*Task statement:* Out of the records below, copy all lines in which the word "tystnadsplikten" occurs.

Page text dataset records
□ □ □ □

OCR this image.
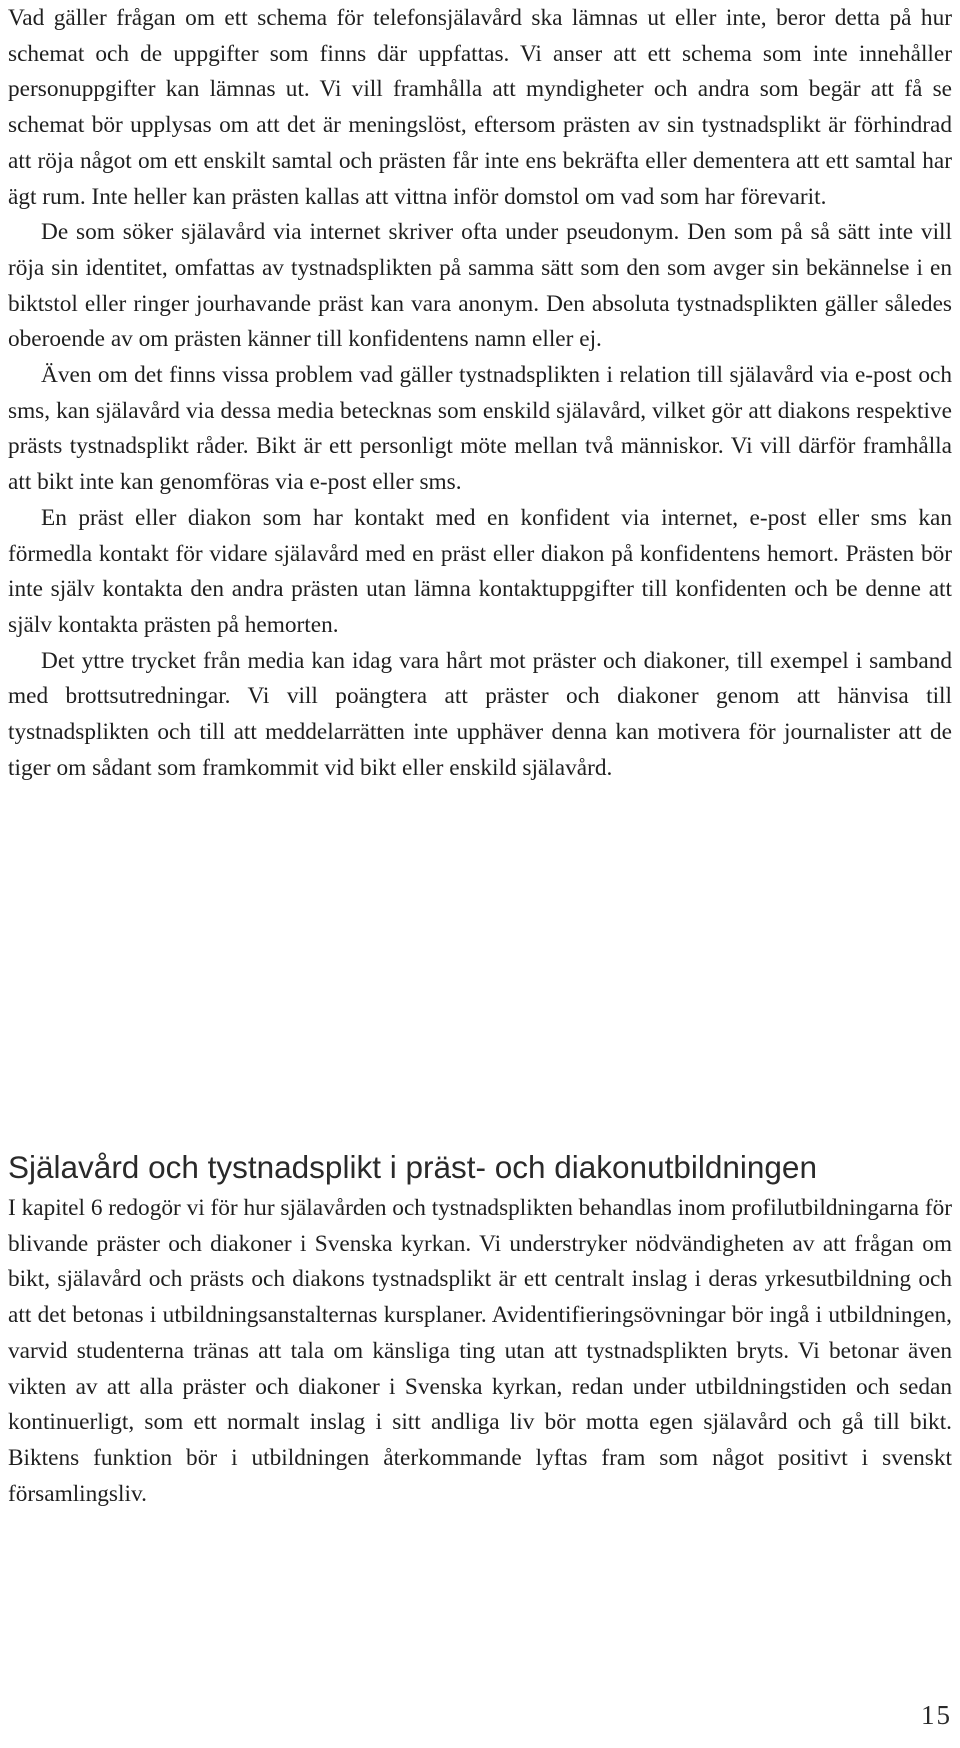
Vad gäller frågan om ett schema för telefonsjälavård ska lämnas ut eller inte, beror detta på hur schemat och de uppgifter som finns där uppfattas. Vi anser att ett schema som inte innehåller personuppgifter kan lämnas ut. Vi vill framhålla att myndigheter och andra som begär att få se schemat bör upplysas om att det är meningslöst, eftersom prästen av sin tystnadsplikt är förhindrad att röja något om ett enskilt samtal och prästen får inte ens bekräfta eller dementera att ett samtal har ägt rum. Inte heller kan prästen kallas att vittna inför domstol om vad som har förevarit.

De som söker själavård via internet skriver ofta under pseudonym. Den som på så sätt inte vill röja sin identitet, omfattas av tystnadsplikten på samma sätt som den som avger sin bekännelse i en biktstol eller ringer jourhavande präst kan vara anonym. Den absoluta tystnadsplikten gäller således oberoende av om prästen känner till konfidentens namn eller ej.

Även om det finns vissa problem vad gäller tystnadsplikten i relation till själavård via e-post och sms, kan själavård via dessa media betecknas som enskild själavård, vilket gör att diakons respektive prästs tystnadsplikt råder. Bikt är ett personligt möte mellan två människor. Vi vill därför framhålla att bikt inte kan genomföras via e-post eller sms.

En präst eller diakon som har kontakt med en konfident via internet, e-post eller sms kan förmedla kontakt för vidare själavård med en präst eller diakon på konfidentens hemort. Prästen bör inte själv kontakta den andra prästen utan lämna kontaktuppgifter till konfidenten och be denne att själv kontakta prästen på hemorten.

Det yttre trycket från media kan idag vara hårt mot präster och diakoner, till exempel i samband med brottsutredningar. Vi vill poängtera att präster och diakoner genom att hänvisa till tystnadsplikten och till att meddelarrätten inte upphäver denna kan motivera för journalister att de tiger om sådant som framkommit vid bikt eller enskild själavård.

Själavård och tystnadsplikt i präst- och diakonutbildningen

I kapitel 6 redogör vi för hur själavården och tystnadsplikten behandlas inom profilutbildningarna för blivande präster och diakoner i Svenska kyrkan. Vi understryker nödvändigheten av att frågan om bikt, själavård och prästs och diakons tystnadsplikt är ett centralt inslag i deras yrkesutbildning och att det betonas i utbildningsanstalternas kursplaner. Avidentifieringsövningar bör ingå i utbildningen, varvid studenterna tränas att tala om känsliga ting utan att tystnadsplikten bryts. Vi betonar även vikten av att alla präster och diakoner i Svenska kyrkan, redan under utbildningstiden och sedan kontinuerligt, som ett normalt inslag i sitt andliga liv bör motta egen själavård och gå till bikt. Biktens funktion bör i utbildningen återkommande lyftas fram som något positivt i svenskt församlingsliv.

15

□ □ □ □

*Task answer:*
De som söker själavård via internet skriver ofta under pseudonym. Den som på så sätt inte vill röja sin identitet, omfattas av tystnadsplikten på samma sätt som den som avger sin bekännelse i en biktstol eller ringer jourhavande präst kan vara anonym. Den absoluta tystnadsplikten gäller således oberoende av om prästen känner till konfidentens namn eller ej.
Även om det finns vissa problem vad gäller tystnadsplikten i relation till själavård via e-post och sms, kan själavård via dessa media betecknas som enskild själavård, vilket gör att diakons respektive prästs tystnadsplikt råder. Bikt är ett personligt möte mellan två människor. Vi vill därför framhålla att bikt inte kan genomföras via e-post eller sms.
Det yttre trycket från media kan idag vara hårt mot präster och diakoner, till exempel i samband med brottsutredningar. Vi vill poängtera att präster och diakoner genom att hänvisa till tystnadsplikten och till att meddelarrätten inte upphäver denna kan motivera för journalister att de tiger om sådant som framkommit vid bikt eller enskild själavård.
I kapitel 6 redogör vi för hur själavården och tystnadsplikten behandlas inom profilutbildningarna för blivande präster och diakoner i Svenska kyrkan. Vi understryker nödvändigheten av att frågan om bikt, själavård och prästs och diakons tystnadsplikt är ett centralt inslag i deras yrkesutbildning och att det betonas i utbildningsanstalternas kursplaner. Avidentifieringsövningar bör ingå i utbildningen, varvid studenterna tränas att tala om känsliga ting utan att tystnadsplikten bryts. Vi betonar även vikten av att alla präster och diakoner i Svenska kyrkan, redan under utbildningstiden och sedan kontinuerligt, som ett normalt inslag i sitt andliga liv bör motta egen själavård och gå till bikt. Biktens funktion bör i utbildningen återkommande lyftas fram som något positivt i svenskt församlingsliv.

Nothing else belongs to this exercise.